+++ Entries provided

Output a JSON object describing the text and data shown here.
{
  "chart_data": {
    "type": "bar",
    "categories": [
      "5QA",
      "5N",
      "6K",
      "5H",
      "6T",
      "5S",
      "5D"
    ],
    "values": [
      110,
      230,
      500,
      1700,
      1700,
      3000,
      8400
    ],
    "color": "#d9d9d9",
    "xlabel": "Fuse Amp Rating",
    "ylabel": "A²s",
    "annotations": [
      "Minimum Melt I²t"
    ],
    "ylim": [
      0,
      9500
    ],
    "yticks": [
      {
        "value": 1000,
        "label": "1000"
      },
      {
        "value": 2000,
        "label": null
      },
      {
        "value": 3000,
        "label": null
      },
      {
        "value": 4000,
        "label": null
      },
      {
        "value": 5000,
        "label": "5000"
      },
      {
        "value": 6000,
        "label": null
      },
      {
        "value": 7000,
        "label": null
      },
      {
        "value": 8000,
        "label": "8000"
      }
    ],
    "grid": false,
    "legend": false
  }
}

++++++

Exercise details: Go through the records above and set each one down exactly, please.

Answer to this problem:
Output a JSON object describing the text and data shown here.
{
  "chart_data": {
    "type": "bar",
    "categories": [
      "5QA",
      "5N",
      "6K",
      "5H",
      "6T",
      "5S",
      "5D"
    ],
    "values": [
      110,
      230,
      500,
      1700,
      1700,
      3000,
      8400
    ],
    "color": "#d9d9d9",
    "xlabel": "Fuse Amp Rating",
    "ylabel": "A²s",
    "annotations": [
      "Minimum Melt I²t"
    ],
    "ylim": [
      0,
      9500
    ],
    "yticks": [
      {
        "value": 1000,
        "label": "1000"
      },
      {
        "value": 2000,
        "label": null
      },
      {
        "value": 3000,
        "label": null
      },
      {
        "value": 4000,
        "label": null
      },
      {
        "value": 5000,
        "label": "5000"
      },
      {
        "value": 6000,
        "label": null
      },
      {
        "value": 7000,
        "label": null
      },
      {
        "value": 8000,
        "label": "8000"
      }
    ],
    "grid": false,
    "legend": false
  }
}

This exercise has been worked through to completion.